Annotated element listings
***

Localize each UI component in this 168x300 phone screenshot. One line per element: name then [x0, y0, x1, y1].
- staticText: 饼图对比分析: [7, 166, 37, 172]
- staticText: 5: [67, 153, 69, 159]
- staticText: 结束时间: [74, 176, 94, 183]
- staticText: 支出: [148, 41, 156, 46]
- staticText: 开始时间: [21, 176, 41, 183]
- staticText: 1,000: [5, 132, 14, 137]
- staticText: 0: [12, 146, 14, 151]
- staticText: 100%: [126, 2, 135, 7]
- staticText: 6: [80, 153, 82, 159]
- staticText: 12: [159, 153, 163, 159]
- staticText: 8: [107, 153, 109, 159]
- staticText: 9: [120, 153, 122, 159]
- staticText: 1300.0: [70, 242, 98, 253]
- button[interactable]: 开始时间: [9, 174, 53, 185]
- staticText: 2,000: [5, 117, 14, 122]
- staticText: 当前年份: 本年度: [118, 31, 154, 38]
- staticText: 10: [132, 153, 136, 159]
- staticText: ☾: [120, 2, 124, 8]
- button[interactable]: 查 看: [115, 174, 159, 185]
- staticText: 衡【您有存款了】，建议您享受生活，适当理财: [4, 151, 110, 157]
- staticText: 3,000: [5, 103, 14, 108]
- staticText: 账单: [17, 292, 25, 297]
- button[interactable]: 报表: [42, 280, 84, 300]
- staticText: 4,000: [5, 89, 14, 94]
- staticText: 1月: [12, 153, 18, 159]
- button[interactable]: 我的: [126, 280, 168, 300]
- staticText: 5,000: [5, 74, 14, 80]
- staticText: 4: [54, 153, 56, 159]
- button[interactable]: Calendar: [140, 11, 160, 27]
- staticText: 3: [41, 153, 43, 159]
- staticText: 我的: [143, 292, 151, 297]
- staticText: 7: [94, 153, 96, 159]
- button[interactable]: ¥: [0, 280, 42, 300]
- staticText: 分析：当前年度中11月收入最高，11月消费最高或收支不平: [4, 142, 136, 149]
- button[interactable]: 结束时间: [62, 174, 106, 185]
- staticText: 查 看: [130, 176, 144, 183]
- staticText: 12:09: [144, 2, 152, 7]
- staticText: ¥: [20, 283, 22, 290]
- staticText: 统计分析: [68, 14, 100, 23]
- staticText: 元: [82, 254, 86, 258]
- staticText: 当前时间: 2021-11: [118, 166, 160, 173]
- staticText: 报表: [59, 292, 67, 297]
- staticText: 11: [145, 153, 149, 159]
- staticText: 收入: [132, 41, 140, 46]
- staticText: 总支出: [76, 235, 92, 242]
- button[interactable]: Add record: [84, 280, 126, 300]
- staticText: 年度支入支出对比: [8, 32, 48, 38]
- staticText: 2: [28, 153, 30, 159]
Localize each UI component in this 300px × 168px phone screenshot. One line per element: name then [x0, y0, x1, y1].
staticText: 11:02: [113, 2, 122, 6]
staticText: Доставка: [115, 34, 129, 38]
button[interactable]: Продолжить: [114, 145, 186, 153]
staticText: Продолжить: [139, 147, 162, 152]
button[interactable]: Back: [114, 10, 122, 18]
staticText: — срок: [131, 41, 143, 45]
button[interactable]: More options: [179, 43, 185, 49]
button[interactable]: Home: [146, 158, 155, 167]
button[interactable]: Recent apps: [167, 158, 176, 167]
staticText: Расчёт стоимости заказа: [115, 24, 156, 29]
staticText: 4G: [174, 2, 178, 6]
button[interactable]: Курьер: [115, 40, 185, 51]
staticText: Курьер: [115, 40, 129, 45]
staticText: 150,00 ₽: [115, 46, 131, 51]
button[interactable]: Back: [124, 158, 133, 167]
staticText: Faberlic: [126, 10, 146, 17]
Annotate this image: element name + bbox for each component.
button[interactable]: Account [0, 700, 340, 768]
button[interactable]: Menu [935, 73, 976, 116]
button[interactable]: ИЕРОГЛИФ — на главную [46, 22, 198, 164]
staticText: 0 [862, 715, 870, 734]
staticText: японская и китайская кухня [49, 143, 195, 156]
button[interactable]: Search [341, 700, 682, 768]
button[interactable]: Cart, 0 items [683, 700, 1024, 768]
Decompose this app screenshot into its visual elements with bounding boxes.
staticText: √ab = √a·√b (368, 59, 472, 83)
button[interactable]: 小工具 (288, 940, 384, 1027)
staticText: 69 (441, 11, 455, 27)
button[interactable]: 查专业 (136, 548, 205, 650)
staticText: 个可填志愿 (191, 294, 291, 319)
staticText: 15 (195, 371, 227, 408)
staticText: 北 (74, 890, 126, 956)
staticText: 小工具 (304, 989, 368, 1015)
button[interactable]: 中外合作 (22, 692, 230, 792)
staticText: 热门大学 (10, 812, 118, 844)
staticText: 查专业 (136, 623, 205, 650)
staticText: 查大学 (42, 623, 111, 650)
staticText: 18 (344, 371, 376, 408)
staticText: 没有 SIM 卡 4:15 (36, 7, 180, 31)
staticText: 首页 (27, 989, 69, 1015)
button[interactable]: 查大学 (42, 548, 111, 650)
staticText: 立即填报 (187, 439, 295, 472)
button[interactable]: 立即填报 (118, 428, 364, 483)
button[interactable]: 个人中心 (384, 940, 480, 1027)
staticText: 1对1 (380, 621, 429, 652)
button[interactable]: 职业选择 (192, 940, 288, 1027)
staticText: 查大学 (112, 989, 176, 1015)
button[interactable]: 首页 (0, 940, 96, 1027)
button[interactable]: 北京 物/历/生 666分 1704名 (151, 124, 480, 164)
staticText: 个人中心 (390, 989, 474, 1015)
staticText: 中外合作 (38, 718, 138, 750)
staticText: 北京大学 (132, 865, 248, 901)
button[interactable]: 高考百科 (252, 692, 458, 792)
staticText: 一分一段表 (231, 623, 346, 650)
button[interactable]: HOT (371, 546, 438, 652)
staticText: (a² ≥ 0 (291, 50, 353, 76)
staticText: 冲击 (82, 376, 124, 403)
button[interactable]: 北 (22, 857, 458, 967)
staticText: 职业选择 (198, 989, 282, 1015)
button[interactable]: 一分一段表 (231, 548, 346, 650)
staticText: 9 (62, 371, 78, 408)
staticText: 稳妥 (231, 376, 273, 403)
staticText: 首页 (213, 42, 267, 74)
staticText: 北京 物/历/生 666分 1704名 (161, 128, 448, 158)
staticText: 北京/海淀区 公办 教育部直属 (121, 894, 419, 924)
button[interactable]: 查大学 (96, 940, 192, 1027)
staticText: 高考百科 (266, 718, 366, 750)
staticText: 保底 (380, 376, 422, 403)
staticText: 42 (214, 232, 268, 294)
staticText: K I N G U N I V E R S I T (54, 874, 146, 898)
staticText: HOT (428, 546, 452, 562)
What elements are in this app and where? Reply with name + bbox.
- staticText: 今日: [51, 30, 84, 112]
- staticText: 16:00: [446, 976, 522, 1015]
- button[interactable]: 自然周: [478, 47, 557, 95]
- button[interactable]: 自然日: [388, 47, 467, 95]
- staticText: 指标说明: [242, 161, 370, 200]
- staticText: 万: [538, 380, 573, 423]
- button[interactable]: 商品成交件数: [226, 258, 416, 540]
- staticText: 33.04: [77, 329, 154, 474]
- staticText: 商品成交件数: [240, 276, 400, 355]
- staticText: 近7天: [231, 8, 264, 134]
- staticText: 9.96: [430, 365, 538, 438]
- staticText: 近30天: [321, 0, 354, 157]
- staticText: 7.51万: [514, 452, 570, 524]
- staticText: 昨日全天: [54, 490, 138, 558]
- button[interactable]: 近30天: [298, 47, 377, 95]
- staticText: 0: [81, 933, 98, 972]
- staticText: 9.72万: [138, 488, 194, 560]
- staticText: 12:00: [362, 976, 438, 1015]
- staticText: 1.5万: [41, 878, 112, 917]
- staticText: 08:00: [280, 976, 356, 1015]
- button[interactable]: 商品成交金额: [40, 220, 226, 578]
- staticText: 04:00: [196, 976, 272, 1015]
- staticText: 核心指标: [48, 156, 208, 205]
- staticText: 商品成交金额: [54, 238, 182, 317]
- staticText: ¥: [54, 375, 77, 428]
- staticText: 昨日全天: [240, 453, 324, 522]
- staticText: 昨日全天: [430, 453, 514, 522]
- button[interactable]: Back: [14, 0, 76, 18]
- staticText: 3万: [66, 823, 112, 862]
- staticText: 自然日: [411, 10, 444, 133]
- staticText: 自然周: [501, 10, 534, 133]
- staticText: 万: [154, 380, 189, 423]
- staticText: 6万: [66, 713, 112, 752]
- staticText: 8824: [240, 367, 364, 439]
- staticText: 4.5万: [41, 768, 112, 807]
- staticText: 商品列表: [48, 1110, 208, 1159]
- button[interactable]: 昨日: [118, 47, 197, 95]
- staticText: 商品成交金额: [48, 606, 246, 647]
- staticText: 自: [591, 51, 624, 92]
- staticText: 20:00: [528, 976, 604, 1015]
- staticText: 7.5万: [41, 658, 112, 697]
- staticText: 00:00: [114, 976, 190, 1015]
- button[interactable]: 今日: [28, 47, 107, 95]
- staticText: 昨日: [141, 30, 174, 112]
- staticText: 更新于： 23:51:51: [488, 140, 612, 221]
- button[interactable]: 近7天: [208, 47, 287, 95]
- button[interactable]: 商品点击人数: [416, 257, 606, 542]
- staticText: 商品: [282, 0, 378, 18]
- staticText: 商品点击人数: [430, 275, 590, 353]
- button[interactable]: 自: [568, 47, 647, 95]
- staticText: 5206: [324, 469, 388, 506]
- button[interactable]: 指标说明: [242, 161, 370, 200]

***

## PROBLEM TO SOLVE
Reproduce the listing verbatim, starting with its first line and stopping after the line that contains "- staticText: 0: [12, 146, 14, 151]".

## SOLVED PROBLEM
Localize each UI component in this 168x300 phone screenshot. One line per element: name then [x0, y0, x1, y1].
- staticText: 饼图对比分析: [7, 166, 37, 172]
- staticText: 5: [67, 153, 69, 159]
- staticText: 结束时间: [74, 176, 94, 183]
- staticText: 支出: [148, 41, 156, 46]
- staticText: 开始时间: [21, 176, 41, 183]
- staticText: 1,000: [5, 132, 14, 137]
- staticText: 0: [12, 146, 14, 151]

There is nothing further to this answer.